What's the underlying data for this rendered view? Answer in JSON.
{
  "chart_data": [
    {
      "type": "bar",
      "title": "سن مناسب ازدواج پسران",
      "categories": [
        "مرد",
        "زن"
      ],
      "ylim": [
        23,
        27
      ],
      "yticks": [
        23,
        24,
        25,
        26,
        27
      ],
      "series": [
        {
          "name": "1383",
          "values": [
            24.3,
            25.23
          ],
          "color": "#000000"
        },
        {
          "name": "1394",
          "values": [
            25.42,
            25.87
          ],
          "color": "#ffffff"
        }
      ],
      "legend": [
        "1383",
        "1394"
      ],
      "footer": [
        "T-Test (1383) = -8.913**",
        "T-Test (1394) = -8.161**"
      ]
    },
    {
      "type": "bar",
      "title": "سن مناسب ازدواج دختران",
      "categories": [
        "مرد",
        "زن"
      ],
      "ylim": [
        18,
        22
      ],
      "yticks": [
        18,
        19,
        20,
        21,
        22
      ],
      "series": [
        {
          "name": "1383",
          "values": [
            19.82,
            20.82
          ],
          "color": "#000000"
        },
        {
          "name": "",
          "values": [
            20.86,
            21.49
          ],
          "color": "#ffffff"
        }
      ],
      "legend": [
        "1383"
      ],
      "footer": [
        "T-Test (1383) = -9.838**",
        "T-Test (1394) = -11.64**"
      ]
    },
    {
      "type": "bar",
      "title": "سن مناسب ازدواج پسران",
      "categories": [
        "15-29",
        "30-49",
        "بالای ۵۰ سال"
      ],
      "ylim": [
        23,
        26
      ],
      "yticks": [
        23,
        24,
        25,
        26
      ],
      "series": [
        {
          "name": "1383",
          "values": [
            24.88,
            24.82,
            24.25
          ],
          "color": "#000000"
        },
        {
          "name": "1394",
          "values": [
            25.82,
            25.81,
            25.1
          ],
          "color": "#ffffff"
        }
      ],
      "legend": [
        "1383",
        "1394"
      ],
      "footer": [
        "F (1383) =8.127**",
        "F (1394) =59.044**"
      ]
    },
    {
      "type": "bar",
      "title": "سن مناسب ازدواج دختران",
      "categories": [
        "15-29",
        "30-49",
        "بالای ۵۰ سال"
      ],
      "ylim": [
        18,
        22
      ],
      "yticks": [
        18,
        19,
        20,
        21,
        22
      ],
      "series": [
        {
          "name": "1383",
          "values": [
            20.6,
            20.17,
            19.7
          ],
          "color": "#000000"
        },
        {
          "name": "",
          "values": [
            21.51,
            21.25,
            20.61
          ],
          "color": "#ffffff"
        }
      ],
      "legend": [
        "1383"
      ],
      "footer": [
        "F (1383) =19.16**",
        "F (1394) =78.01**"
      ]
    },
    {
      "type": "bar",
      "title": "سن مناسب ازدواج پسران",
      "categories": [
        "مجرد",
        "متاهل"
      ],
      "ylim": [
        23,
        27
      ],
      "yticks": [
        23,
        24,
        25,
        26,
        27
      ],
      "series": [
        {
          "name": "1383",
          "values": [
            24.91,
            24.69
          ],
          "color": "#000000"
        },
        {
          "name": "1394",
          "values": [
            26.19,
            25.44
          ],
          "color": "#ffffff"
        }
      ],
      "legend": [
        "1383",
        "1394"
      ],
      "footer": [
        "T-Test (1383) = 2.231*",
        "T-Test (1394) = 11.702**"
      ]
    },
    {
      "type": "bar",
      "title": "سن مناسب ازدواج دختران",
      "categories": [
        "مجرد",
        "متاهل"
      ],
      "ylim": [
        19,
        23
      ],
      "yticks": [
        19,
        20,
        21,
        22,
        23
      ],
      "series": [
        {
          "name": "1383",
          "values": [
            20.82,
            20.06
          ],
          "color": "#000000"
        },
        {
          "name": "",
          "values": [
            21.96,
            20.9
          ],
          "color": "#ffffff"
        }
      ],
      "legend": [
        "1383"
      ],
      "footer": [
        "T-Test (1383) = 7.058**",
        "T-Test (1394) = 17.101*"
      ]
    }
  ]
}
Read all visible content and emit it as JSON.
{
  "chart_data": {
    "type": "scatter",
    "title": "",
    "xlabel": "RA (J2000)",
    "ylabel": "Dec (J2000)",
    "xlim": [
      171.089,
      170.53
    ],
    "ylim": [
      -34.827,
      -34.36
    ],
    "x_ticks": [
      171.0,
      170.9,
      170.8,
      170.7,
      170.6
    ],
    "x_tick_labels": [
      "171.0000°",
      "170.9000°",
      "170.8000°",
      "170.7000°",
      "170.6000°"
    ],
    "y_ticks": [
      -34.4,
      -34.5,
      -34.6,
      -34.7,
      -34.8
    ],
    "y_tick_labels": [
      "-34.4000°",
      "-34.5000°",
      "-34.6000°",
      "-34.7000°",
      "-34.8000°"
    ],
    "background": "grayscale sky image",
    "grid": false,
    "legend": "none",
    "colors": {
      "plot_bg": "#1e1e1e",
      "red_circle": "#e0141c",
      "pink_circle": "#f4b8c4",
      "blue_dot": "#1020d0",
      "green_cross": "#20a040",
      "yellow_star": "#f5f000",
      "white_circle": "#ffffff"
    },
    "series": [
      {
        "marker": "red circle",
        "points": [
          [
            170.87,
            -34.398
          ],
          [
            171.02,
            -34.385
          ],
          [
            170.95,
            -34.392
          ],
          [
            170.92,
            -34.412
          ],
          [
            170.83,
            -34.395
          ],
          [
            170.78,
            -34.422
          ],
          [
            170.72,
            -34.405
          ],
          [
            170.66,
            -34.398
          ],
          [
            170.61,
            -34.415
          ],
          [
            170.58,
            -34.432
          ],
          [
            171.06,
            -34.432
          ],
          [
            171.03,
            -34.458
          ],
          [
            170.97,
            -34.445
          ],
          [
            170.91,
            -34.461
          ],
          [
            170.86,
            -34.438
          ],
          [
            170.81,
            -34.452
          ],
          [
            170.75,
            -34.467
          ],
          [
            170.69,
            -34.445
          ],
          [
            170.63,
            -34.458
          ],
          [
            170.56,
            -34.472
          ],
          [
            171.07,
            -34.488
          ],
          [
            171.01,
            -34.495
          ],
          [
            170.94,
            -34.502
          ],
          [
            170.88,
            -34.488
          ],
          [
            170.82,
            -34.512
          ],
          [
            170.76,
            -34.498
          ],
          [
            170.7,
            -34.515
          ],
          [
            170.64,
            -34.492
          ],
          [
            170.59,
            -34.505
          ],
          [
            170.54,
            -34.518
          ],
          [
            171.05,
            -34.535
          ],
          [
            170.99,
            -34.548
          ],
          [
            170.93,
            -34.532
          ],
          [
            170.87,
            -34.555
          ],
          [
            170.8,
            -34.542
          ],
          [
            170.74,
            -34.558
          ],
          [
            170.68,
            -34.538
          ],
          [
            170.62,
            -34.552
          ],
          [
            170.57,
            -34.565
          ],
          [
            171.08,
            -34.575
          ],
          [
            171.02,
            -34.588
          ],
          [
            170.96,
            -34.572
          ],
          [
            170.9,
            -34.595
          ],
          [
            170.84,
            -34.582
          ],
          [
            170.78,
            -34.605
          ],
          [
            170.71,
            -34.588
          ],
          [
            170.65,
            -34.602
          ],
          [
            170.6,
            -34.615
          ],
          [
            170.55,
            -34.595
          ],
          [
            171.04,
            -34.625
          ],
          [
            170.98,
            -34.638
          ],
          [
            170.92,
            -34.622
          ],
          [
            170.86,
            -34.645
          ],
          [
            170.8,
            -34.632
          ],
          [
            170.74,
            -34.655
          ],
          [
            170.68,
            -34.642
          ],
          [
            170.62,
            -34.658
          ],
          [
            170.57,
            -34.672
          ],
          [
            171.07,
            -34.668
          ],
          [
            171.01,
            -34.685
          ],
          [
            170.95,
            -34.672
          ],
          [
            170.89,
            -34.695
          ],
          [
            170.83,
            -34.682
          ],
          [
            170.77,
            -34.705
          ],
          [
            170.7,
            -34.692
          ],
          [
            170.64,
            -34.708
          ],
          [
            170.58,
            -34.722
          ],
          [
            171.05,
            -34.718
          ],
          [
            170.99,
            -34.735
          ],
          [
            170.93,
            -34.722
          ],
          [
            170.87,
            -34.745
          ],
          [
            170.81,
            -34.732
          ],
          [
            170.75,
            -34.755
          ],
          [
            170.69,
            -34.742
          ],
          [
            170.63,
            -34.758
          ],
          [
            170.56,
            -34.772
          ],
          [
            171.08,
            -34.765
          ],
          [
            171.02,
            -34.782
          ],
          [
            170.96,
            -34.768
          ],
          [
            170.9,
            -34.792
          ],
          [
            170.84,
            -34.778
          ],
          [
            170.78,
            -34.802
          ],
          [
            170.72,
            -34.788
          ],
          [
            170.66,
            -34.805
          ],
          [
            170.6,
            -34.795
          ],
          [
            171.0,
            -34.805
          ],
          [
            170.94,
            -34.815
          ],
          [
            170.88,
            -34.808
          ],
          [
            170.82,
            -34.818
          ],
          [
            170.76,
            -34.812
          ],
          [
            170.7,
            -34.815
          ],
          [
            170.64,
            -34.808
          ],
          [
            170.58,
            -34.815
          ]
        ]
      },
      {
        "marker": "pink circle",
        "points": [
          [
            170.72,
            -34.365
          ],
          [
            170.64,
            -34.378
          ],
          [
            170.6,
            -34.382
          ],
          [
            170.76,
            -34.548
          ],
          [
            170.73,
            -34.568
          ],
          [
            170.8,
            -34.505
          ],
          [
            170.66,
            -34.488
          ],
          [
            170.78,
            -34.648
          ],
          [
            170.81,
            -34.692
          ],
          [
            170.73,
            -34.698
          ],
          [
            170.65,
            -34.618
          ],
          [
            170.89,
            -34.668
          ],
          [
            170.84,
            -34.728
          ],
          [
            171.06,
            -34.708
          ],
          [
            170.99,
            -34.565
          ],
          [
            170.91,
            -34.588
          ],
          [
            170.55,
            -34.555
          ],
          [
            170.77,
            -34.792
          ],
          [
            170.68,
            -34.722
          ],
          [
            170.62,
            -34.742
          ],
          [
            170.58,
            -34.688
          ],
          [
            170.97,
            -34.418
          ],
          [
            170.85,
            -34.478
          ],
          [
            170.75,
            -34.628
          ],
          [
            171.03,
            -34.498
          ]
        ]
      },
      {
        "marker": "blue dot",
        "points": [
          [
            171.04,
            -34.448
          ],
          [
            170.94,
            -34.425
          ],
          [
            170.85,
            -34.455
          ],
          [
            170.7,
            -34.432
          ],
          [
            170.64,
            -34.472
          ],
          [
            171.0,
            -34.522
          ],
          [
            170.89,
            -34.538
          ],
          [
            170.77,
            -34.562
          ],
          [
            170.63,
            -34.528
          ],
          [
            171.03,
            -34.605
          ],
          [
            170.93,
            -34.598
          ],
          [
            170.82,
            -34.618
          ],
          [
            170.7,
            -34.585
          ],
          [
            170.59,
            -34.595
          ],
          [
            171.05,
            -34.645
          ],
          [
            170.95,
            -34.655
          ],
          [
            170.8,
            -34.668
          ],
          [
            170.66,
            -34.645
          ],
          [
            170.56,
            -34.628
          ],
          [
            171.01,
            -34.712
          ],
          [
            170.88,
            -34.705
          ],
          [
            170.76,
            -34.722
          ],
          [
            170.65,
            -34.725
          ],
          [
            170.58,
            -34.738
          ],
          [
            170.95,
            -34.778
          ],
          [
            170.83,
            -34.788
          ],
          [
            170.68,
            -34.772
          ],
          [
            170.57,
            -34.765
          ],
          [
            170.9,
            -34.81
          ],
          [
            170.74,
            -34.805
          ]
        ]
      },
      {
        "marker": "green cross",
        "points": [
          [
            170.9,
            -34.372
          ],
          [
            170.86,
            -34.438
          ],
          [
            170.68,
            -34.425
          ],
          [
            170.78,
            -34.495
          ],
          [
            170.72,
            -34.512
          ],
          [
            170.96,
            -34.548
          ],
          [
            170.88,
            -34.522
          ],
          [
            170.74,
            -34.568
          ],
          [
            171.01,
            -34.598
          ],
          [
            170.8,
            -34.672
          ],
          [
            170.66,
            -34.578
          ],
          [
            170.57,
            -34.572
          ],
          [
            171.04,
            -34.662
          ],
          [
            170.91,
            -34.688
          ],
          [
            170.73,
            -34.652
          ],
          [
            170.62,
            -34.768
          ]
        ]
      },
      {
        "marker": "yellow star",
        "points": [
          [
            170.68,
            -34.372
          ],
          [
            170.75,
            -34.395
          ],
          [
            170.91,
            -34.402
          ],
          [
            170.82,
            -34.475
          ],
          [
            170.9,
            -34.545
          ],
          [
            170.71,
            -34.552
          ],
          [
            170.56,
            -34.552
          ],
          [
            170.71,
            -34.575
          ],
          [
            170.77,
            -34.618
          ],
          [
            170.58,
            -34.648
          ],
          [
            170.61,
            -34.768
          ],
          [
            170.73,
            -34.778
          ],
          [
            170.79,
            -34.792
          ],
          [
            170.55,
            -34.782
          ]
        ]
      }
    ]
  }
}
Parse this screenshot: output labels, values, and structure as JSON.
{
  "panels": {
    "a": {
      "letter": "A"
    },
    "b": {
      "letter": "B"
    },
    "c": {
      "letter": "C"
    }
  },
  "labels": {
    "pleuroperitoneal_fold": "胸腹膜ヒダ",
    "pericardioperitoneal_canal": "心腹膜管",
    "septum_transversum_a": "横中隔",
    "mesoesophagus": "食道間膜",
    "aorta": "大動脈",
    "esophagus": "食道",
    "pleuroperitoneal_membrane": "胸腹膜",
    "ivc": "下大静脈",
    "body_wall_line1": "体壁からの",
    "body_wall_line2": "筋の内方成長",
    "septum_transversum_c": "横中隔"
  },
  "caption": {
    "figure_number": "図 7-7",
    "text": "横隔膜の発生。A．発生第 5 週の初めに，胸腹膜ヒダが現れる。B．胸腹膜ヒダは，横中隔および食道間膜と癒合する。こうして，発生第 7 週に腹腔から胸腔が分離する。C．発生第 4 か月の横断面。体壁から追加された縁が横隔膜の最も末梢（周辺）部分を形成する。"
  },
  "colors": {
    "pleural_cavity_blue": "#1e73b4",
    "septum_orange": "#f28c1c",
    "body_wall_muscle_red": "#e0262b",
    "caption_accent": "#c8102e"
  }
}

--- --- ---

Of the lines in this material, state how many hold the string "marker". Write no other words.

5